**TASK DIRECTIONS**
For each line of the data below that holds "title", copy the line.

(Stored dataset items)
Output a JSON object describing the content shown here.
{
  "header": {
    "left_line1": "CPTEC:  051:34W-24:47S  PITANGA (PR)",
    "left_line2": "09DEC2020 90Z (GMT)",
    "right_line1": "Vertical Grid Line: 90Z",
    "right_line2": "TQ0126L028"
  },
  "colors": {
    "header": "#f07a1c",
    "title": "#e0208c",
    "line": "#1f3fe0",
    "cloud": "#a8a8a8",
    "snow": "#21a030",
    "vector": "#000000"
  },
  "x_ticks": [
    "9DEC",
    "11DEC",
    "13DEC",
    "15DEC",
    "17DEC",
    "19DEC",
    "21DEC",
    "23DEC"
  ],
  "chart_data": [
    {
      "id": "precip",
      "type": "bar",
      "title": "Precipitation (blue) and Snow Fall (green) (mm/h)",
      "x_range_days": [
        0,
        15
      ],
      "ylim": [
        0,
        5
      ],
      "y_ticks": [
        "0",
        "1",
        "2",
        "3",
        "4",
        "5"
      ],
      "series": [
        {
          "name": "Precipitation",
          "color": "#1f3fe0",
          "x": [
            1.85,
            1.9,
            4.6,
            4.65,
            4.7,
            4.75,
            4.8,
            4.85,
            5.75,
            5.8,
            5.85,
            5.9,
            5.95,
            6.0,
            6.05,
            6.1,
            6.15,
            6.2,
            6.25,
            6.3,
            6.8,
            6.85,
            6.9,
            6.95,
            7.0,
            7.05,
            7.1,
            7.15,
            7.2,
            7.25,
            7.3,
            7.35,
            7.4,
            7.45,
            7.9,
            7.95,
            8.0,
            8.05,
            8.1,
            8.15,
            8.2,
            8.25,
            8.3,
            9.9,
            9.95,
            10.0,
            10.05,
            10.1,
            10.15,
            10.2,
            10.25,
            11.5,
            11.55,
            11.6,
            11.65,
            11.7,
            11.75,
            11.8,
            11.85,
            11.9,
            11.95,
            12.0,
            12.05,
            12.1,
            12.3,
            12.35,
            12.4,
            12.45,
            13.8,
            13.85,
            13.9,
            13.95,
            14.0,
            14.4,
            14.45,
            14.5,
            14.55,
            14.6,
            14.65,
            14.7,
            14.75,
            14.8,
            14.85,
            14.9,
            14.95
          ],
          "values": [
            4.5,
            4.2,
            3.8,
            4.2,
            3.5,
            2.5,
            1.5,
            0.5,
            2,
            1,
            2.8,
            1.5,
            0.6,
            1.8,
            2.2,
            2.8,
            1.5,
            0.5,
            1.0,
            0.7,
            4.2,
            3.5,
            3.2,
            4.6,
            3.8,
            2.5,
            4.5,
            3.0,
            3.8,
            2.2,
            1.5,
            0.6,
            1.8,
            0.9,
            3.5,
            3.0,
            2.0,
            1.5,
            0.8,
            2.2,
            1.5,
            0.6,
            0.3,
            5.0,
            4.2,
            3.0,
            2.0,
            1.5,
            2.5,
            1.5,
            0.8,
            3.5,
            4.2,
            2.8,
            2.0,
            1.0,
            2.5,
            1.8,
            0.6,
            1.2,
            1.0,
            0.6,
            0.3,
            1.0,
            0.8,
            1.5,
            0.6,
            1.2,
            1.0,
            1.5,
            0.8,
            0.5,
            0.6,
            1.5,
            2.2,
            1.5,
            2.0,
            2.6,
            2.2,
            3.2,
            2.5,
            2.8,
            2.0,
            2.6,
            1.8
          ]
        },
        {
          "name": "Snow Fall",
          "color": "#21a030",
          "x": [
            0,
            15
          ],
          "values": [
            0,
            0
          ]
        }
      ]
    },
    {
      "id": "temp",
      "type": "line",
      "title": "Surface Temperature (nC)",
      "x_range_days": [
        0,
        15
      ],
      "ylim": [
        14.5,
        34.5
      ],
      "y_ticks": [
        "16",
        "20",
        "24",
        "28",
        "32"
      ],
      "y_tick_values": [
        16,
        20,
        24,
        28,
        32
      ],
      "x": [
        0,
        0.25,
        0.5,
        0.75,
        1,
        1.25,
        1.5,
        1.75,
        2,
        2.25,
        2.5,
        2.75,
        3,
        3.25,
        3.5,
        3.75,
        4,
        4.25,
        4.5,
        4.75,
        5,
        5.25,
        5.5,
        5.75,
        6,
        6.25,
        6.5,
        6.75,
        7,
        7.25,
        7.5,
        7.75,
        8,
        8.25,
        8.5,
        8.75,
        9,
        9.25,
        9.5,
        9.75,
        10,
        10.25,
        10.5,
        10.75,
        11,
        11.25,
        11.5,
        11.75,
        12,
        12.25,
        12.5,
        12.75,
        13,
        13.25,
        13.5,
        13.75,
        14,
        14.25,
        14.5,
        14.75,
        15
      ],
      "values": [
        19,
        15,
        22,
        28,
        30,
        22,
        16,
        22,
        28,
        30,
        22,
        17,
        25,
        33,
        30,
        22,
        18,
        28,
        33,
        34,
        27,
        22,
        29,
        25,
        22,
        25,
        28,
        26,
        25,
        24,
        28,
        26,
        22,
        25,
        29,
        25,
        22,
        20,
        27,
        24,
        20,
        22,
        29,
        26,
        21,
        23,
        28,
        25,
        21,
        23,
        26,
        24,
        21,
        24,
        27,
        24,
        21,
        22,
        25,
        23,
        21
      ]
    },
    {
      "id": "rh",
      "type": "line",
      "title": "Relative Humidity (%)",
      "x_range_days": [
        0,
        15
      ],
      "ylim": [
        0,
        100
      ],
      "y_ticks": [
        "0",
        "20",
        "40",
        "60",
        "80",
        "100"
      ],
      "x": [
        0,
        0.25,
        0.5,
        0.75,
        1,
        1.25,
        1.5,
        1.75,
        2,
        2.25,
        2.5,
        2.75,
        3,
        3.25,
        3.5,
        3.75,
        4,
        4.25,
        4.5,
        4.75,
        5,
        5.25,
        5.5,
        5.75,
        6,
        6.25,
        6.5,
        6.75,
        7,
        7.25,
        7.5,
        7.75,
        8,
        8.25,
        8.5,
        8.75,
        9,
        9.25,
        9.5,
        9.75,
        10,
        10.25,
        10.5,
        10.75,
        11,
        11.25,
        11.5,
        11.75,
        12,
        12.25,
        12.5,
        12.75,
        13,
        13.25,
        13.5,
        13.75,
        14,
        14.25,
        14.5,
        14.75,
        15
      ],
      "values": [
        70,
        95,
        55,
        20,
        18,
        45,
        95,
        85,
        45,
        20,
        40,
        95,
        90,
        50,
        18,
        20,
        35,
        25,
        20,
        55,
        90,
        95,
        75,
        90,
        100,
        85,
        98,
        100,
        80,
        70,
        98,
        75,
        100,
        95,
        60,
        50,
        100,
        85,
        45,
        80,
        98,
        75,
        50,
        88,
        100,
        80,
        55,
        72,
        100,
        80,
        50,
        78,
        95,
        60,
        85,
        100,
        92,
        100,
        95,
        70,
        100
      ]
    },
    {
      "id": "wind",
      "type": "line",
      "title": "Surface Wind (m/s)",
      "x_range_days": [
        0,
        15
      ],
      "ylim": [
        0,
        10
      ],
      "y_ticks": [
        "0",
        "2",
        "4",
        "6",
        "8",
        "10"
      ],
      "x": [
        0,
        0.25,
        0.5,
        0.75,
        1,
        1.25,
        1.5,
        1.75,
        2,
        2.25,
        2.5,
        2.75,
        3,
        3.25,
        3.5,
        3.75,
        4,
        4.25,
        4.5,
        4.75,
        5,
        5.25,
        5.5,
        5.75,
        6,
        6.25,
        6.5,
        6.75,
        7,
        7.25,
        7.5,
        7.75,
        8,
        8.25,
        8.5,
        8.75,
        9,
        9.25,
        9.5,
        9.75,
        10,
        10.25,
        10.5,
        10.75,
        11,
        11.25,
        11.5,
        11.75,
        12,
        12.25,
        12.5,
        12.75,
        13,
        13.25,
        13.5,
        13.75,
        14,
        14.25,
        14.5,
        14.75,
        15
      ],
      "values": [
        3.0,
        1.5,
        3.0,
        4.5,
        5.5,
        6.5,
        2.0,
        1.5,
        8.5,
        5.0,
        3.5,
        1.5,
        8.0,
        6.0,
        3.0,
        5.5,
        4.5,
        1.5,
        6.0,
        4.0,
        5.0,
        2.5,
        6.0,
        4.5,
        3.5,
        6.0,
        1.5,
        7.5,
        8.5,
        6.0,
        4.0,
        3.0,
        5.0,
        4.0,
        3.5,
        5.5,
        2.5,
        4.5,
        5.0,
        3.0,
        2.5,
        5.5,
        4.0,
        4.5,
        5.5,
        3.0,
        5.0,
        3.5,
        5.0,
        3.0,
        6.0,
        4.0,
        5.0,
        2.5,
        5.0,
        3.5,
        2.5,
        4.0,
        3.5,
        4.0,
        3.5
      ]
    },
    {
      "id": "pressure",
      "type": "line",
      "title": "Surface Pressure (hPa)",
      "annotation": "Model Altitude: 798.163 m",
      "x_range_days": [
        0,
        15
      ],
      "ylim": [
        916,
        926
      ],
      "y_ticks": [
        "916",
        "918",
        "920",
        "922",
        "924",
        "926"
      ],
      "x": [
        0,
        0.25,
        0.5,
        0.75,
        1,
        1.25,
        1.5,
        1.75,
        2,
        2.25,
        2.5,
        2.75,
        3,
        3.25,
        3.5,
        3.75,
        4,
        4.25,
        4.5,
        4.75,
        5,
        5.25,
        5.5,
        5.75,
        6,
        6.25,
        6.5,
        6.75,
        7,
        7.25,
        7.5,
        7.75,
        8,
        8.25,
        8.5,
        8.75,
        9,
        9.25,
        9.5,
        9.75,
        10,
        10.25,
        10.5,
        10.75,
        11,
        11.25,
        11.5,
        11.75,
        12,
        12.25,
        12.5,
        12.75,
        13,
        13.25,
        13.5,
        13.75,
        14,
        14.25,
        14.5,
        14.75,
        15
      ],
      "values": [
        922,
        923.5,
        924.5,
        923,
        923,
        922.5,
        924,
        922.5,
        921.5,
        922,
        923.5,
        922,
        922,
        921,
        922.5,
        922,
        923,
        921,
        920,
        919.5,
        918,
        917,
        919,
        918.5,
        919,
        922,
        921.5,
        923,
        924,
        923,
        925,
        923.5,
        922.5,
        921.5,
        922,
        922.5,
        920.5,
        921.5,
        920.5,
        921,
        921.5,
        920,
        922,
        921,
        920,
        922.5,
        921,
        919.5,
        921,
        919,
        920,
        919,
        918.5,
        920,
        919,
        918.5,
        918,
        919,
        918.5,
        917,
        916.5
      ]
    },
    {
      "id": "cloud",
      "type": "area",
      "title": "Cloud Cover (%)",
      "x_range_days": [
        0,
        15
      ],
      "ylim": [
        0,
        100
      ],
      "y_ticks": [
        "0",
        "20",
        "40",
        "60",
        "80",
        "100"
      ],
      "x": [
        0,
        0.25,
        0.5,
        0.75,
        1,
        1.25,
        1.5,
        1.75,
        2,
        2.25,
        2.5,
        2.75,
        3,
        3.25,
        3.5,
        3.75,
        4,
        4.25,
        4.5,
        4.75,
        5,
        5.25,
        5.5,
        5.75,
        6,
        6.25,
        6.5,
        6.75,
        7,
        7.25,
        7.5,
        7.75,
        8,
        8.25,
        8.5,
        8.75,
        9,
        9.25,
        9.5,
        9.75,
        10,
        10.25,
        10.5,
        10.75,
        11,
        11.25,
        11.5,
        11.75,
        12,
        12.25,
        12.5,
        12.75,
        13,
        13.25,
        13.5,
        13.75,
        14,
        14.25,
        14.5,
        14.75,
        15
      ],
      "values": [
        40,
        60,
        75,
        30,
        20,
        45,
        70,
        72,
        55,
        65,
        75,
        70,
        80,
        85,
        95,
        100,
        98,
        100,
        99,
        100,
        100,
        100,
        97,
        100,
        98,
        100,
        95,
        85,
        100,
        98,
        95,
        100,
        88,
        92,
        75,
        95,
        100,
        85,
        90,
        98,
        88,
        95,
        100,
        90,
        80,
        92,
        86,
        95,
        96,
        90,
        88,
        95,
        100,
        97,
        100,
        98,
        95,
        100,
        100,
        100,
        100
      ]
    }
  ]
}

**RESULT OF THE EXERCISE**
    "title": "#e0208c",
      "title": "Precipitation (blue) and Snow Fall (green) (mm/h)",
      "title": "Surface Temperature (nC)",
      "title": "Relative Humidity (%)",
      "title": "Surface Wind (m/s)",
      "title": "Surface Pressure (hPa)",
      "title": "Cloud Cover (%)",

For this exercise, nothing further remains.